What is required.
Skip any picture you find and retype all the remaining lines exactly.

Data listing

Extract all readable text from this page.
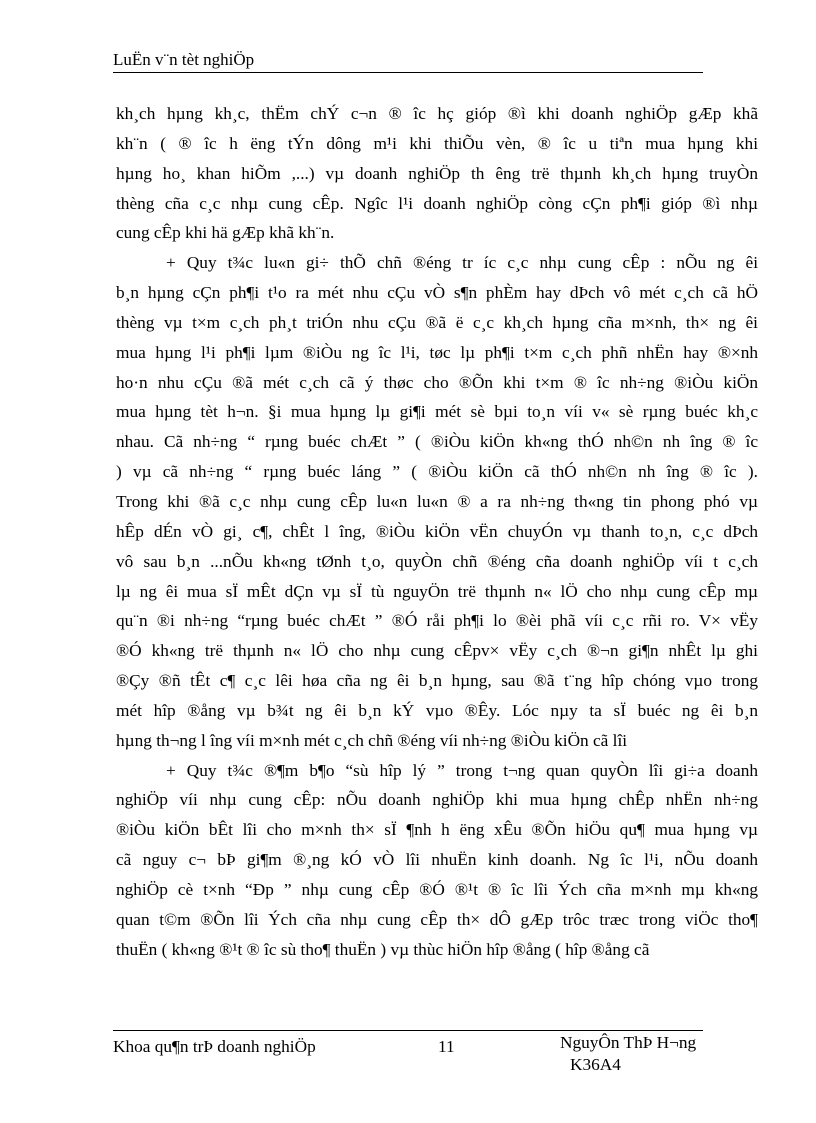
LuËn v¨n tèt nghiÖp
kh¸ch hµng kh¸c, thËm chÝ c¬n ® îc hç gióp ®ì khi doanh nghiÖp gÆp khã
kh¨n ( ® îc h ëng tÝn dông m¹i khi thiÕu vèn, ® îc u tiªn mua hµng khi
hµng ho¸ khan hiÕm ,...) vµ doanh nghiÖp th êng trë thµnh kh¸ch hµng truyÒn
thèng cña c¸c nhµ cung cÊp. Ngîc l¹i doanh nghiÖp còng cÇn ph¶i gióp ®ì nhµ
cung cÊp khi hä gÆp khã kh¨n.
+ Quy t¾c lu«n gi÷ thÕ chñ ®éng tr íc c¸c nhµ cung cÊp : nÕu ng êi
b¸n hµng cÇn ph¶i t¹o ra mét nhu cÇu vÒ s¶n phÈm hay dÞch vô mét c¸ch cã hÖ
thèng vµ t×m c¸ch ph¸t triÓn nhu cÇu ®ã ë c¸c kh¸ch hµng cña m×nh, th× ng êi
mua hµng l¹i ph¶i lµm ®iÒu ng îc l¹i, tøc lµ ph¶i t×m c¸ch phñ nhËn hay ®×nh
ho·n nhu cÇu ®ã mét c¸ch cã ý thøc cho ®Õn khi t×m ® îc nh÷ng ®iÒu kiÖn
mua hµng tèt h¬n. §i mua hµng lµ gi¶i mét sè bµi to¸n víi v« sè rµng buéc kh¸c
nhau. Cã nh÷ng “ rµng buéc chÆt ” ( ®iÒu kiÖn kh«ng thÓ nh©n nh îng ® îc
) vµ cã nh÷ng “ rµng buéc láng ” ( ®iÒu kiÖn cã thÓ nh©n nh îng ® îc ).
Trong khi ®ã c¸c nhµ cung cÊp lu«n lu«n ® a ra nh÷ng th«ng tin phong phó vµ
hÊp dÉn vÒ gi¸ c¶, chÊt l îng, ®iÒu kiÖn vËn chuyÓn vµ thanh to¸n, c¸c dÞch
vô sau b¸n ...nÕu kh«ng tØnh t¸o, quyÒn chñ ®éng cña doanh nghiÖp víi t c¸ch
lµ ng êi mua sÏ mÊt dÇn vµ sÏ tù nguyÖn trë thµnh n« lÖ cho nhµ cung cÊp mµ
qu¨n ®i nh÷ng “rµng buéc chÆt ” ®Ó råi ph¶i lo ®èi phã víi c¸c rñi ro. V× vËy
®Ó kh«ng trë thµnh n« lÖ cho nhµ cung cÊpv× vËy c¸ch ®¬n gi¶n nhÊt lµ ghi
®Çy ®ñ tÊt c¶ c¸c lêi høa cña ng êi b¸n hµng, sau ®ã t¨ng hîp chóng vµo trong
mét hîp ®ång vµ b¾t ng êi b¸n kÝ vµo ®Êy. Lóc nµy ta sÏ buéc ng êi b¸n
hµng th¬ng l îng víi m×nh mét c¸ch chñ ®éng víi nh÷ng ®iÒu kiÖn cã lîi
+ Quy t¾c ®¶m b¶o “sù hîp lý ” trong t¬ng quan quyÒn lîi gi÷a doanh
nghiÖp víi nhµ cung cÊp: nÕu doanh nghiÖp khi mua hµng chÊp nhËn nh÷ng
®iÒu kiÖn bÊt lîi cho m×nh th× sÏ ¶nh h ëng xÊu ®Õn hiÖu qu¶ mua hµng vµ
cã nguy c¬ bÞ gi¶m ®¸ng kÓ vÒ lîi nhuËn kinh doanh. Ng îc l¹i, nÕu doanh
nghiÖp cè t×nh “Ðp ” nhµ cung cÊp ®Ó ®¹t ® îc lîi Ých cña m×nh mµ kh«ng
quan t©m ®Õn lîi Ých cña nhµ cung cÊp th× dÔ gÆp trôc træc trong viÖc tho¶
thuËn ( kh«ng ®¹t ® îc sù tho¶ thuËn ) vµ thùc hiÖn hîp ®ång ( hîp ®ång cã
Khoa qu¶n trÞ doanh nghiÖp	11	NguyÔn ThÞ H¬ng
K36A4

Solution for this exercise.
Extract all readable text from this page.
LuËn v¨n tèt nghiÖp
kh¸ch hµng kh¸c, thËm chÝ c¬n ® îc hç gióp ®ì khi doanh nghiÖp gÆp khã
kh¨n ( ® îc h ëng tÝn dông m¹i khi thiÕu vèn, ® îc u tiªn mua hµng khi
hµng ho¸ khan hiÕm ,...) vµ doanh nghiÖp th êng trë thµnh kh¸ch hµng truyÒn
thèng cña c¸c nhµ cung cÊp. Ngîc l¹i doanh nghiÖp còng cÇn ph¶i gióp ®ì nhµ
cung cÊp khi hä gÆp khã kh¨n.
+ Quy t¾c lu«n gi÷ thÕ chñ ®éng tr íc c¸c nhµ cung cÊp : nÕu ng êi
b¸n hµng cÇn ph¶i t¹o ra mét nhu cÇu vÒ s¶n phÈm hay dÞch vô mét c¸ch cã hÖ
thèng vµ t×m c¸ch ph¸t triÓn nhu cÇu ®ã ë c¸c kh¸ch hµng cña m×nh, th× ng êi
mua hµng l¹i ph¶i lµm ®iÒu ng îc l¹i, tøc lµ ph¶i t×m c¸ch phñ nhËn hay ®×nh
ho·n nhu cÇu ®ã mét c¸ch cã ý thøc cho ®Õn khi t×m ® îc nh÷ng ®iÒu kiÖn
mua hµng tèt h¬n. §i mua hµng lµ gi¶i mét sè bµi to¸n víi v« sè rµng buéc kh¸c
nhau. Cã nh÷ng “ rµng buéc chÆt ” ( ®iÒu kiÖn kh«ng thÓ nh©n nh îng ® îc
) vµ cã nh÷ng “ rµng buéc láng ” ( ®iÒu kiÖn cã thÓ nh©n nh îng ® îc ).
Trong khi ®ã c¸c nhµ cung cÊp lu«n lu«n ® a ra nh÷ng th«ng tin phong phó vµ
hÊp dÉn vÒ gi¸ c¶, chÊt l îng, ®iÒu kiÖn vËn chuyÓn vµ thanh to¸n, c¸c dÞch
vô sau b¸n ...nÕu kh«ng tØnh t¸o, quyÒn chñ ®éng cña doanh nghiÖp víi t c¸ch
lµ ng êi mua sÏ mÊt dÇn vµ sÏ tù nguyÖn trë thµnh n« lÖ cho nhµ cung cÊp mµ
qu¨n ®i nh÷ng “rµng buéc chÆt ” ®Ó råi ph¶i lo ®èi phã víi c¸c rñi ro. V× vËy
®Ó kh«ng trë thµnh n« lÖ cho nhµ cung cÊpv× vËy c¸ch ®¬n gi¶n nhÊt lµ ghi
®Çy ®ñ tÊt c¶ c¸c lêi høa cña ng êi b¸n hµng, sau ®ã t¨ng hîp chóng vµo trong
mét hîp ®ång vµ b¾t ng êi b¸n kÝ vµo ®Êy. Lóc nµy ta sÏ buéc ng êi b¸n
hµng th¬ng l îng víi m×nh mét c¸ch chñ ®éng víi nh÷ng ®iÒu kiÖn cã lîi
+ Quy t¾c ®¶m b¶o “sù hîp lý ” trong t¬ng quan quyÒn lîi gi÷a doanh
nghiÖp víi nhµ cung cÊp: nÕu doanh nghiÖp khi mua hµng chÊp nhËn nh÷ng
®iÒu kiÖn bÊt lîi cho m×nh th× sÏ ¶nh h ëng xÊu ®Õn hiÖu qu¶ mua hµng vµ
cã nguy c¬ bÞ gi¶m ®¸ng kÓ vÒ lîi nhuËn kinh doanh. Ng îc l¹i, nÕu doanh
nghiÖp cè t×nh “Ðp ” nhµ cung cÊp ®Ó ®¹t ® îc lîi Ých cña m×nh mµ kh«ng
quan t©m ®Õn lîi Ých cña nhµ cung cÊp th× dÔ gÆp trôc træc trong viÖc tho¶
thuËn ( kh«ng ®¹t ® îc sù tho¶ thuËn ) vµ thùc hiÖn hîp ®ång ( hîp ®ång cã
Khoa qu¶n trÞ doanh nghiÖp	11	NguyÔn ThÞ H¬ng
K36A4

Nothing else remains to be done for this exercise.